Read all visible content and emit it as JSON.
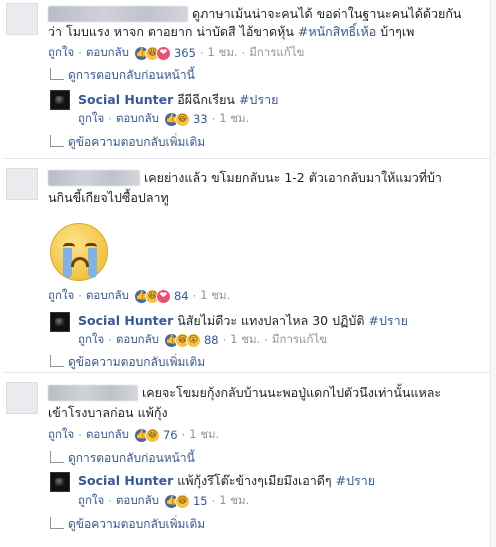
{
  "comments": [
    {
      "text_line1": "ดูภาษาเม้นน่าจะคนได้ ขอด่าในฐานะคนได้ด้วยกัน",
      "text_line2_plain": "ว่า โมบแรง หาจก ตาอยาก น่าบัดสี ไอ้ขาดหุ้น ",
      "text_line2_tag": "#หนักสิทธิ์เห้อ",
      "text_line2_end": " บ้าๆเพ",
      "like_label": "ถูกใจ",
      "reply_label": "ตอบกลับ",
      "reaction_count": "365",
      "time": "1 ชม.",
      "edited": "มีการแก้ไข",
      "prev_replies": "ดูการตอบกลับก่อนหน้านี้",
      "reply": {
        "author": "Social Hunter",
        "text_plain": " อีผีฉีกเรียน ",
        "text_tag": "#ปราย",
        "like_label": "ถูกใจ",
        "reply_label": "ตอบกลับ",
        "reaction_count": "33",
        "time": "1 ชม."
      },
      "more_replies": "ดูข้อความตอบกลับเพิ่มเติม"
    },
    {
      "text_line1": "เคยย่างแล้ว ขโมยกลับนะ 1-2 ตัวเอากลับมาให้แมวที่บ้า",
      "text_line2": "นกินขี้เกียจไปซื้อปลาทู",
      "like_label": "ถูกใจ",
      "reply_label": "ตอบกลับ",
      "reaction_count": "84",
      "time": "1 ชม.",
      "reply": {
        "author": "Social Hunter",
        "text_plain": " นิสัยไม่ดีวะ แทงปลาไหล 30 ปฏิบัติ ",
        "text_tag": "#ปราย",
        "like_label": "ถูกใจ",
        "reply_label": "ตอบกลับ",
        "reaction_count": "88",
        "time": "1 ชม.",
        "edited": "มีการแก้ไข"
      },
      "more_replies": "ดูข้อความตอบกลับเพิ่มเติม"
    },
    {
      "text_line1": "เคยจะโขมยกุ้งกลับบ้านนะพอปู่แดกไปตัวนึงเท่านั้นแหละ",
      "text_line2": "เข้าโรงบาลก่อน แพ้กุ้ง",
      "like_label": "ถูกใจ",
      "reply_label": "ตอบกลับ",
      "reaction_count": "76",
      "time": "1 ชม.",
      "prev_replies": "ดูการตอบกลับก่อนหน้านี้",
      "reply": {
        "author": "Social Hunter",
        "text_plain": " แพ้กุ้งรึโต๊ะข้างๆเมียมึงเอาดีๆ ",
        "text_tag": "#ปราย",
        "like_label": "ถูกใจ",
        "reply_label": "ตอบกลับ",
        "reaction_count": "15",
        "time": "1 ชม."
      },
      "more_replies": "ดูข้อความตอบกลับเพิ่มเติม"
    }
  ],
  "separator": "·",
  "icons": {
    "like": "like-reaction-icon",
    "haha": "haha-reaction-icon",
    "love": "love-reaction-icon",
    "wow": "wow-reaction-icon",
    "reply_arrow": "reply-arrow-icon",
    "crying_emoji": "crying-emoji-sticker"
  },
  "colors": {
    "link": "#365899",
    "text": "#1d2129",
    "meta": "#90949c",
    "like": "#4267b2"
  }
}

◇ ◇ ◇ ◇

• [What you are asked to do]: Set every line down exactly as written, leaving each picture out.

• [Response to this exercise]:
Read all visible content and emit it as JSON.
{
  "comments": [
    {
      "text_line1": "ดูภาษาเม้นน่าจะคนได้ ขอด่าในฐานะคนได้ด้วยกัน",
      "text_line2_plain": "ว่า โมบแรง หาจก ตาอยาก น่าบัดสี ไอ้ขาดหุ้น ",
      "text_line2_tag": "#หนักสิทธิ์เห้อ",
      "text_line2_end": " บ้าๆเพ",
      "like_label": "ถูกใจ",
      "reply_label": "ตอบกลับ",
      "reaction_count": "365",
      "time": "1 ชม.",
      "edited": "มีการแก้ไข",
      "prev_replies": "ดูการตอบกลับก่อนหน้านี้",
      "reply": {
        "author": "Social Hunter",
        "text_plain": " อีผีฉีกเรียน ",
        "text_tag": "#ปราย",
        "like_label": "ถูกใจ",
        "reply_label": "ตอบกลับ",
        "reaction_count": "33",
        "time": "1 ชม."
      },
      "more_replies": "ดูข้อความตอบกลับเพิ่มเติม"
    },
    {
      "text_line1": "เคยย่างแล้ว ขโมยกลับนะ 1-2 ตัวเอากลับมาให้แมวที่บ้า",
      "text_line2": "นกินขี้เกียจไปซื้อปลาทู",
      "like_label": "ถูกใจ",
      "reply_label": "ตอบกลับ",
      "reaction_count": "84",
      "time": "1 ชม.",
      "reply": {
        "author": "Social Hunter",
        "text_plain": " นิสัยไม่ดีวะ แทงปลาไหล 30 ปฏิบัติ ",
        "text_tag": "#ปราย",
        "like_label": "ถูกใจ",
        "reply_label": "ตอบกลับ",
        "reaction_count": "88",
        "time": "1 ชม.",
        "edited": "มีการแก้ไข"
      },
      "more_replies": "ดูข้อความตอบกลับเพิ่มเติม"
    },
    {
      "text_line1": "เคยจะโขมยกุ้งกลับบ้านนะพอปู่แดกไปตัวนึงเท่านั้นแหละ",
      "text_line2": "เข้าโรงบาลก่อน แพ้กุ้ง",
      "like_label": "ถูกใจ",
      "reply_label": "ตอบกลับ",
      "reaction_count": "76",
      "time": "1 ชม.",
      "prev_replies": "ดูการตอบกลับก่อนหน้านี้",
      "reply": {
        "author": "Social Hunter",
        "text_plain": " แพ้กุ้งรึโต๊ะข้างๆเมียมึงเอาดีๆ ",
        "text_tag": "#ปราย",
        "like_label": "ถูกใจ",
        "reply_label": "ตอบกลับ",
        "reaction_count": "15",
        "time": "1 ชม."
      },
      "more_replies": "ดูข้อความตอบกลับเพิ่มเติม"
    }
  ],
  "separator": "·",
  "icons": {
    "like": "like-reaction-icon",
    "haha": "haha-reaction-icon",
    "love": "love-reaction-icon",
    "wow": "wow-reaction-icon",
    "reply_arrow": "reply-arrow-icon",
    "crying_emoji": "crying-emoji-sticker"
  },
  "colors": {
    "link": "#365899",
    "text": "#1d2129",
    "meta": "#90949c",
    "like": "#4267b2"
  }
}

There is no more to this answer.